- [Stated goal]
Substitute "breadcrumb-separator" for every occurrence of "breadcrumb-arrow" in the entries below and reproduce the lines with no other changes. Omit the pictures.

- [Material for this exercise]
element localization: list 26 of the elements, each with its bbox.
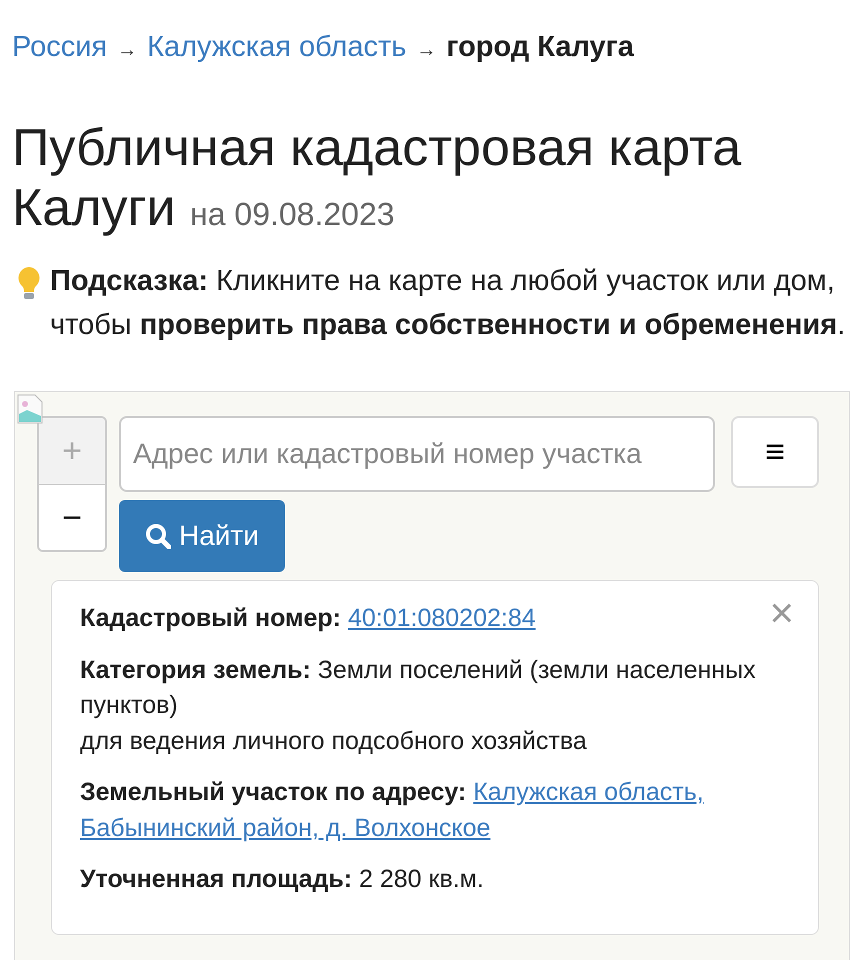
field-label: Кадастровый номер: [80,604,341,632]
light-bulb-icon [16,266,42,300]
breadcrumb-arrow: → [117,39,138,61]
breadcrumb-link[interactable]: Россия [12,31,108,63]
field-link[interactable]: Калужская область, [473,778,704,806]
page-title: Публичная кадастровая карта [12,118,742,179]
breadcrumb-arrow: → [416,39,436,61]
page-title: Калуги [12,178,176,237]
hint-text: Подсказка: Кликните на карте на любой участок или дом, чтобы проверить права собственности и обременения. [50,264,846,343]
field-link[interactable]: Бабынинский район, д. Волхонское [80,810,490,846]
field-label: Земельный участок по адресу: [80,778,466,806]
search-field[interactable]: Адрес или кадастровый номер участка [119,416,715,492]
field-link[interactable]: 40:01:080202:84 [348,604,536,632]
breadcrumb-link[interactable]: Калужская область [147,31,406,63]
broken-image-icon [17,394,43,424]
date-text: на 09.08.2023 [190,196,395,232]
menu-button[interactable]: ≡ [731,416,819,488]
breadcrumb-current: город Калуга [446,31,634,63]
map-panel[interactable] [14,391,850,960]
field-text: Уточненная площадь: 2 280 кв.м. [80,864,485,896]
zoom-out-button[interactable]: − [39,484,105,550]
field-text: Категория земель: Земли поселений (земли населенных пунктов) [80,654,757,722]
close-button[interactable]: × [763,591,800,636]
search-icon [145,523,171,550]
find-button[interactable]: Найти [119,500,285,572]
field-note: для ведения личного подсобного хозяйства [80,726,588,757]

- [Answer in full]
element localization: list 26 of the elements, each with its bbox.
field-label: Кадастровый номер: [80,604,341,632]
light-bulb-icon [16,266,42,300]
breadcrumb-separator: → [117,39,138,61]
breadcrumb-link[interactable]: Россия [12,31,108,63]
field-link[interactable]: Калужская область, [473,778,704,806]
page-title: Публичная кадастровая карта [12,118,742,179]
breadcrumb-separator: → [416,39,436,61]
page-title: Калуги [12,178,176,237]
hint-text: Подсказка: Кликните на карте на любой участок или дом, чтобы проверить права собственности и обременения. [50,264,846,343]
field-link[interactable]: Бабынинский район, д. Волхонское [80,810,490,846]
field-label: Земельный участок по адресу: [80,778,466,806]
search-field[interactable]: Адрес или кадастровый номер участка [119,416,715,492]
field-link[interactable]: 40:01:080202:84 [348,604,536,632]
breadcrumb-link[interactable]: Калужская область [147,31,406,63]
broken-image-icon [17,394,43,424]
date-text: на 09.08.2023 [190,196,395,232]
menu-button[interactable]: ≡ [731,416,819,488]
breadcrumb-current: город Калуга [446,31,634,63]
map-panel[interactable] [14,391,850,960]
field-text: Уточненная площадь: 2 280 кв.м. [80,864,485,896]
zoom-out-button[interactable]: − [39,484,105,550]
field-text: Категория земель: Земли поселений (земли населенных пунктов) [80,654,757,722]
close-button[interactable]: × [763,591,800,636]
search-icon [145,523,171,550]
find-button[interactable]: Найти [119,500,285,572]
field-note: для ведения личного подсобного хозяйства [80,726,588,757]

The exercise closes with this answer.